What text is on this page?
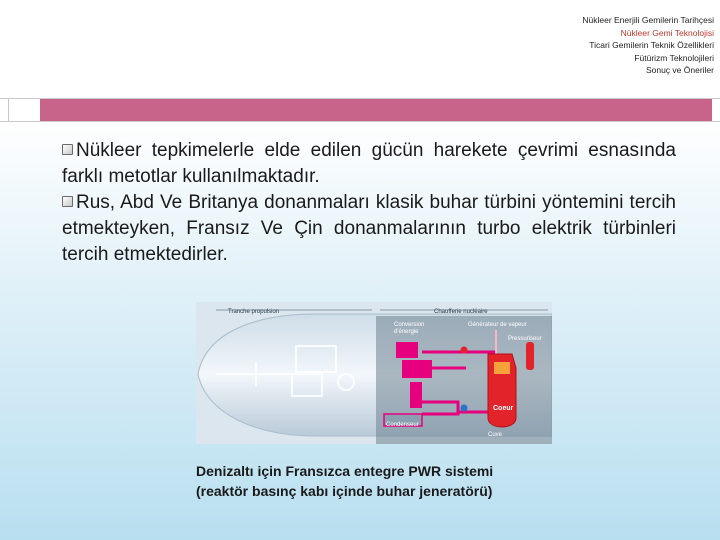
Nükleer Enerjili Gemilerin Tarihçesi
Nükleer Gemi Teknolojisi
Ticari Gemilerin Teknik Özellikleri
Fütürizm Teknolojileri
Sonuç ve Öneriler

Nükleer tepkimelerle elde edilen gücün harekete çevrimi esnasında farklı metotlar kullanılmaktadır.

Rus, Abd Ve Britanya donanmaları klasik buhar türbini yöntemini tercih etmekteyken, Fransız Ve Çin donanmalarının turbo elektrik türbinleri tercih etmektedirler.

Tranche propulsion	Chaufferie nucléaire
Conversion
d'énergie
Condenseur
Générateur de vapeur
Coeur
Pressuriseur
Cuve
Denizaltı için Fransızca entegre PWR sistemi
(reaktör basınç kabı içinde buhar jeneratörü)
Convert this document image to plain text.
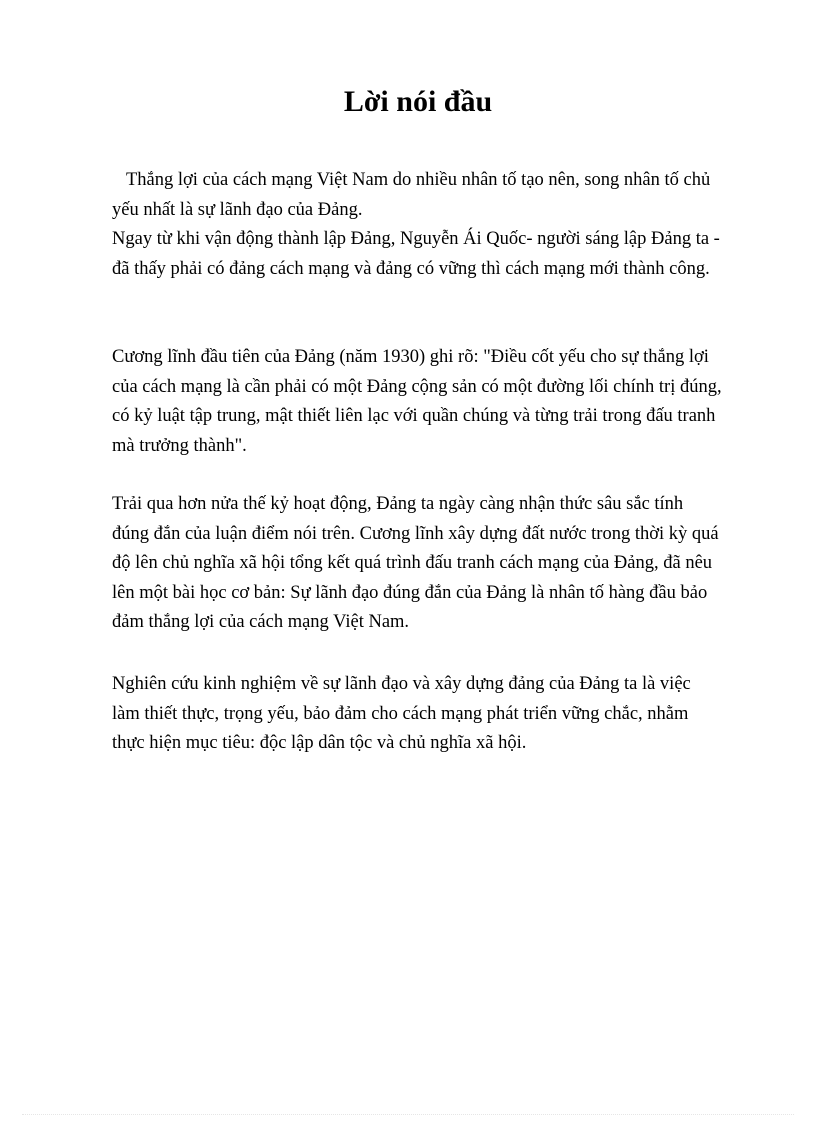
Lời nói đầu

Thắng lợi của cách mạng Việt Nam do nhiều nhân tố tạo nên, song nhân tố chủ yếu nhất là sự lãnh đạo của Đảng.

Ngay từ khi vận động thành lập Đảng, Nguyễn Ái Quốc- người sáng lập Đảng ta - đã thấy phải có đảng cách mạng và đảng có vững thì cách mạng mới thành công.

Cương lĩnh đầu tiên của Đảng (năm 1930) ghi rõ: "Điều cốt yếu cho sự thắng lợi của cách mạng là cần phải có một Đảng cộng sản có một đường lối chính trị đúng, có kỷ luật tập trung, mật thiết liên lạc với quần chúng và từng trải trong đấu tranh mà trưởng thành".

Trải qua hơn nửa thế kỷ hoạt động, Đảng ta ngày càng nhận thức sâu sắc tính đúng đắn của luận điểm nói trên. Cương lĩnh xây dựng đất nước trong thời kỳ quá độ lên chủ nghĩa xã hội tổng kết quá trình đấu tranh cách mạng của Đảng, đã nêu lên một bài học cơ bản: Sự lãnh đạo đúng đắn của Đảng là nhân tố hàng đầu bảo đảm thắng lợi của cách mạng Việt Nam.

Nghiên cứu kinh nghiệm về sự lãnh đạo và xây dựng đảng của Đảng ta là việc làm thiết thực, trọng yếu, bảo đảm cho cách mạng phát triển vững chắc, nhằm thực hiện mục tiêu: độc lập dân tộc và chủ nghĩa xã hội.
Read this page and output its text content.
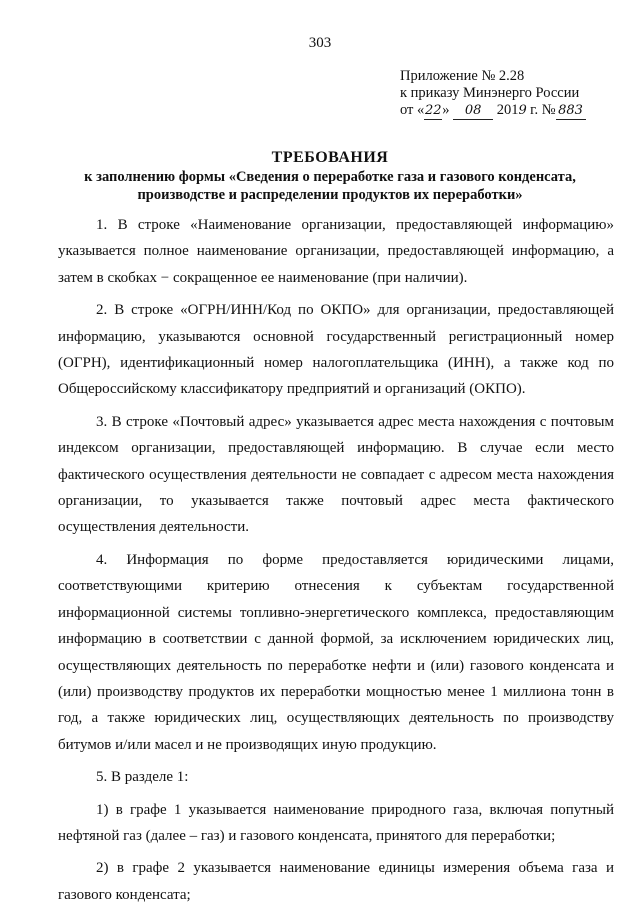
303
Приложение № 2.28
к приказу Минэнерго России
от «22» 08 2019 г. № 883
ТРЕБОВАНИЯ
к заполнению формы «Сведения о переработке газа и газового конденсата,
производстве и распределении продуктов их переработки»

1. В строке «Наименование организации, предоставляющей информацию» указывается полное наименование организации, предоставляющей информацию, а затем в скобках − сокращенное ее наименование (при наличии).

2. В строке «ОГРН/ИНН/Код по ОКПО» для организации, предоставляющей информацию, указываются основной государственный регистрационный номер (ОГРН), идентификационный номер налогоплательщика (ИНН), а также код по Общероссийскому классификатору предприятий и организаций (ОКПО).

3. В строке «Почтовый адрес» указывается адрес места нахождения с почтовым индексом организации, предоставляющей информацию. В случае если место фактического осуществления деятельности не совпадает с адресом места нахождения организации, то указывается также почтовый адрес места фактического осуществления деятельности.

4. Информация по форме предоставляется юридическими лицами, соответствующими критерию отнесения к субъектам государственной информационной системы топливно-энергетического комплекса, предоставляющим информацию в соответствии с данной формой, за исключением юридических лиц, осуществляющих деятельность по переработке нефти и (или) газового конденсата и (или) производству продуктов их переработки мощностью менее 1 миллиона тонн в год, а также юридических лиц, осуществляющих деятельность по производству битумов и/или масел и не производящих иную продукцию.

5. В разделе 1:

1) в графе 1 указывается наименование природного газа, включая попутный нефтяной газ (далее – газ) и газового конденсата, принятого для переработки;

2) в графе 2 указывается наименование единицы измерения объема газа и газового конденсата;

----

Repeat the material exactly as it reads, without any of its pictures.

### [Task response]
What text is on this page?
Nükleer Enerjili Gemilerin Tarihçesi
Nükleer Gemi Teknolojisi
Ticari Gemilerin Teknik Özellikleri
Fütürizm Teknolojileri
Sonuç ve Öneriler

Nükleer tepkimelerle elde edilen gücün harekete çevrimi esnasında farklı metotlar kullanılmaktadır.

Rus, Abd Ve Britanya donanmaları klasik buhar türbini yöntemini tercih etmekteyken, Fransız Ve Çin donanmalarının turbo elektrik türbinleri tercih etmektedirler.

Tranche propulsion	Chaufferie nucléaire
Conversion
d'énergie
Condenseur
Générateur de vapeur
Coeur
Pressuriseur
Cuve
Denizaltı için Fransızca entegre PWR sistemi
(reaktör basınç kabı içinde buhar jeneratörü)
Convert this document image to plain text.
Lời nói đầu

Thắng lợi của cách mạng Việt Nam do nhiều nhân tố tạo nên, song nhân tố chủ yếu nhất là sự lãnh đạo của Đảng.

Ngay từ khi vận động thành lập Đảng, Nguyễn Ái Quốc- người sáng lập Đảng ta - đã thấy phải có đảng cách mạng và đảng có vững thì cách mạng mới thành công.

Cương lĩnh đầu tiên của Đảng (năm 1930) ghi rõ: "Điều cốt yếu cho sự thắng lợi của cách mạng là cần phải có một Đảng cộng sản có một đường lối chính trị đúng, có kỷ luật tập trung, mật thiết liên lạc với quần chúng và từng trải trong đấu tranh mà trưởng thành".

Trải qua hơn nửa thế kỷ hoạt động, Đảng ta ngày càng nhận thức sâu sắc tính đúng đắn của luận điểm nói trên. Cương lĩnh xây dựng đất nước trong thời kỳ quá độ lên chủ nghĩa xã hội tổng kết quá trình đấu tranh cách mạng của Đảng, đã nêu lên một bài học cơ bản: Sự lãnh đạo đúng đắn của Đảng là nhân tố hàng đầu bảo đảm thắng lợi của cách mạng Việt Nam.

Nghiên cứu kinh nghiệm về sự lãnh đạo và xây dựng đảng của Đảng ta là việc làm thiết thực, trọng yếu, bảo đảm cho cách mạng phát triển vững chắc, nhằm thực hiện mục tiêu: độc lập dân tộc và chủ nghĩa xã hội.
Read this page and output its text content.
303
Приложение № 2.28
к приказу Минэнерго России
от «22» 08 2019 г. № 883
ТРЕБОВАНИЯ
к заполнению формы «Сведения о переработке газа и газового конденсата,
производстве и распределении продуктов их переработки»

1. В строке «Наименование организации, предоставляющей информацию» указывается полное наименование организации, предоставляющей информацию, а затем в скобках − сокращенное ее наименование (при наличии).

2. В строке «ОГРН/ИНН/Код по ОКПО» для организации, предоставляющей информацию, указываются основной государственный регистрационный номер (ОГРН), идентификационный номер налогоплательщика (ИНН), а также код по Общероссийскому классификатору предприятий и организаций (ОКПО).

3. В строке «Почтовый адрес» указывается адрес места нахождения с почтовым индексом организации, предоставляющей информацию. В случае если место фактического осуществления деятельности не совпадает с адресом места нахождения организации, то указывается также почтовый адрес места фактического осуществления деятельности.

4. Информация по форме предоставляется юридическими лицами, соответствующими критерию отнесения к субъектам государственной информационной системы топливно-энергетического комплекса, предоставляющим информацию в соответствии с данной формой, за исключением юридических лиц, осуществляющих деятельность по переработке нефти и (или) газового конденсата и (или) производству продуктов их переработки мощностью менее 1 миллиона тонн в год, а также юридических лиц, осуществляющих деятельность по производству битумов и/или масел и не производящих иную продукцию.

5. В разделе 1:

1) в графе 1 указывается наименование природного газа, включая попутный нефтяной газ (далее – газ) и газового конденсата, принятого для переработки;

2) в графе 2 указывается наименование единицы измерения объема газа и газового конденсата;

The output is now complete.